- PROBLEM REQUIREMENTS
Copy out every line of the material below word for word, leaving out the pictures.

A block of data:
· · · · ·

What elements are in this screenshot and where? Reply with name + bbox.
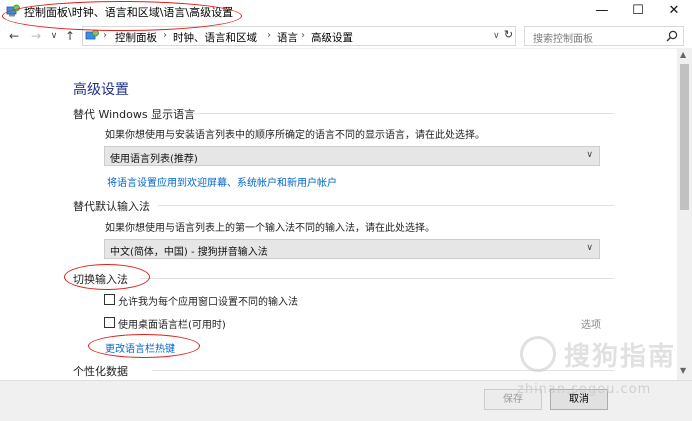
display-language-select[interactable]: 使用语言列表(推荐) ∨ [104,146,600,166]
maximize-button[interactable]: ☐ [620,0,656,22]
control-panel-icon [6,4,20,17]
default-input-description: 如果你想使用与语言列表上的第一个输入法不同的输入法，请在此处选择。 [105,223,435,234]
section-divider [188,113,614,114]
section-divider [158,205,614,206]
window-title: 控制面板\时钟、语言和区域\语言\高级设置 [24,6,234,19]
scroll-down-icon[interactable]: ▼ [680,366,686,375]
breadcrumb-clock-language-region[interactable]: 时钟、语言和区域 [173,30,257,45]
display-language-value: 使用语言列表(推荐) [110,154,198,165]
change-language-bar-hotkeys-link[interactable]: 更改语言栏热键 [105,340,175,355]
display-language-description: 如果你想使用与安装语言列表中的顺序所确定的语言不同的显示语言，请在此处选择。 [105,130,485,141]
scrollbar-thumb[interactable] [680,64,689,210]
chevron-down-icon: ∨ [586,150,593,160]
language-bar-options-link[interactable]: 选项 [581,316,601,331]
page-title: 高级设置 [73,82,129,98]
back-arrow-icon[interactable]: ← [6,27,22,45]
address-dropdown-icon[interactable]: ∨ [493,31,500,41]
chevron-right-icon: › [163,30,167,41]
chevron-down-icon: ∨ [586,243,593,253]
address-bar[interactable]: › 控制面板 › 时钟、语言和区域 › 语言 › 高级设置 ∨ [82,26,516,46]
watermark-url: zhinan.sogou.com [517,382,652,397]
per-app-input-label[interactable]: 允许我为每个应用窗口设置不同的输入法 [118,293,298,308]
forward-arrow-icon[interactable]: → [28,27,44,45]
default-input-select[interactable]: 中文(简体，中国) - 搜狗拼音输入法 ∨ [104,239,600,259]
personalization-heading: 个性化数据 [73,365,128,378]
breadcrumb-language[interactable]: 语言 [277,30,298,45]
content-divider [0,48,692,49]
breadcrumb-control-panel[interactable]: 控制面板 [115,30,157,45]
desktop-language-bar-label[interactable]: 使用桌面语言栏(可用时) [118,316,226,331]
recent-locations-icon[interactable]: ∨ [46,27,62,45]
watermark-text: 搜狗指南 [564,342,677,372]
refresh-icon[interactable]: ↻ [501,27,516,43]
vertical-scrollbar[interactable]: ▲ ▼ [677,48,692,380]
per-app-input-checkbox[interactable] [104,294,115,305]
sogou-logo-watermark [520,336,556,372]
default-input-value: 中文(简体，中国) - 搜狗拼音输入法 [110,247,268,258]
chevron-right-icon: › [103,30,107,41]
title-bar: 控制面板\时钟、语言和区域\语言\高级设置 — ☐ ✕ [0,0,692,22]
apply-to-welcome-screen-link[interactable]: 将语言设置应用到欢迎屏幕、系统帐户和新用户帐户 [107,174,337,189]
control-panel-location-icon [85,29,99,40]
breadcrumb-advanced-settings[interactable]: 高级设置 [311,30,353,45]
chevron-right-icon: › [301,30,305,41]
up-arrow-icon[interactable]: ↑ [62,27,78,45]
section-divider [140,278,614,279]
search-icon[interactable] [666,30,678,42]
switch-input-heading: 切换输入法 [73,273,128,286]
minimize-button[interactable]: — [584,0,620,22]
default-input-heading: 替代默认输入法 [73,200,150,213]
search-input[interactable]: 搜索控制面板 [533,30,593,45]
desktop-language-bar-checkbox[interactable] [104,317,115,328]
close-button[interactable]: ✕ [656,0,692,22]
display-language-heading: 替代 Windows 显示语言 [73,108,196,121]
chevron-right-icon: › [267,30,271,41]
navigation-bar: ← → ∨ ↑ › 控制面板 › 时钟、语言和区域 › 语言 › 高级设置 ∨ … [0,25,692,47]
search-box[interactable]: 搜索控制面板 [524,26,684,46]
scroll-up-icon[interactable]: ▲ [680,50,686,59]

· · · · ·

- REPLY
What elements are in this screenshot and where? Reply with name + bbox.
display-language-select[interactable]: 使用语言列表(推荐) ∨ [104,146,600,166]
maximize-button[interactable]: ☐ [620,0,656,22]
control-panel-icon [6,4,20,17]
default-input-description: 如果你想使用与语言列表上的第一个输入法不同的输入法，请在此处选择。 [105,223,435,234]
section-divider [188,113,614,114]
section-divider [158,205,614,206]
window-title: 控制面板\时钟、语言和区域\语言\高级设置 [24,6,234,19]
scroll-down-icon[interactable]: ▼ [680,366,686,375]
breadcrumb-clock-language-region[interactable]: 时钟、语言和区域 [173,30,257,45]
display-language-value: 使用语言列表(推荐) [110,154,198,165]
change-language-bar-hotkeys-link[interactable]: 更改语言栏热键 [105,340,175,355]
display-language-description: 如果你想使用与安装语言列表中的顺序所确定的语言不同的显示语言，请在此处选择。 [105,130,485,141]
scrollbar-thumb[interactable] [680,64,689,210]
chevron-down-icon: ∨ [586,150,593,160]
language-bar-options-link[interactable]: 选项 [581,316,601,331]
page-title: 高级设置 [73,82,129,98]
back-arrow-icon[interactable]: ← [6,27,22,45]
address-dropdown-icon[interactable]: ∨ [493,31,500,41]
chevron-right-icon: › [163,30,167,41]
chevron-down-icon: ∨ [586,243,593,253]
address-bar[interactable]: › 控制面板 › 时钟、语言和区域 › 语言 › 高级设置 ∨ [82,26,516,46]
watermark-url: zhinan.sogou.com [517,382,652,397]
per-app-input-label[interactable]: 允许我为每个应用窗口设置不同的输入法 [118,293,298,308]
forward-arrow-icon[interactable]: → [28,27,44,45]
default-input-select[interactable]: 中文(简体，中国) - 搜狗拼音输入法 ∨ [104,239,600,259]
personalization-heading: 个性化数据 [73,365,128,378]
breadcrumb-language[interactable]: 语言 [277,30,298,45]
content-divider [0,48,692,49]
breadcrumb-control-panel[interactable]: 控制面板 [115,30,157,45]
desktop-language-bar-label[interactable]: 使用桌面语言栏(可用时) [118,316,226,331]
recent-locations-icon[interactable]: ∨ [46,27,62,45]
watermark-text: 搜狗指南 [564,342,677,372]
refresh-icon[interactable]: ↻ [501,27,516,43]
vertical-scrollbar[interactable]: ▲ ▼ [677,48,692,380]
per-app-input-checkbox[interactable] [104,294,115,305]
sogou-logo-watermark [520,336,556,372]
default-input-value: 中文(简体，中国) - 搜狗拼音输入法 [110,247,268,258]
chevron-right-icon: › [103,30,107,41]
title-bar: 控制面板\时钟、语言和区域\语言\高级设置 — ☐ ✕ [0,0,692,22]
apply-to-welcome-screen-link[interactable]: 将语言设置应用到欢迎屏幕、系统帐户和新用户帐户 [107,174,337,189]
control-panel-location-icon [85,29,99,40]
breadcrumb-advanced-settings[interactable]: 高级设置 [311,30,353,45]
chevron-right-icon: › [301,30,305,41]
up-arrow-icon[interactable]: ↑ [62,27,78,45]
section-divider [140,278,614,279]
search-icon[interactable] [666,30,678,42]
switch-input-heading: 切换输入法 [73,273,128,286]
minimize-button[interactable]: — [584,0,620,22]
default-input-heading: 替代默认输入法 [73,200,150,213]
search-input[interactable]: 搜索控制面板 [533,30,593,45]
desktop-language-bar-checkbox[interactable] [104,317,115,328]
close-button[interactable]: ✕ [656,0,692,22]
display-language-heading: 替代 Windows 显示语言 [73,108,196,121]
chevron-right-icon: › [267,30,271,41]
navigation-bar: ← → ∨ ↑ › 控制面板 › 时钟、语言和区域 › 语言 › 高级设置 ∨ … [0,25,692,47]
search-box[interactable]: 搜索控制面板 [524,26,684,46]
scroll-up-icon[interactable]: ▲ [680,50,686,59]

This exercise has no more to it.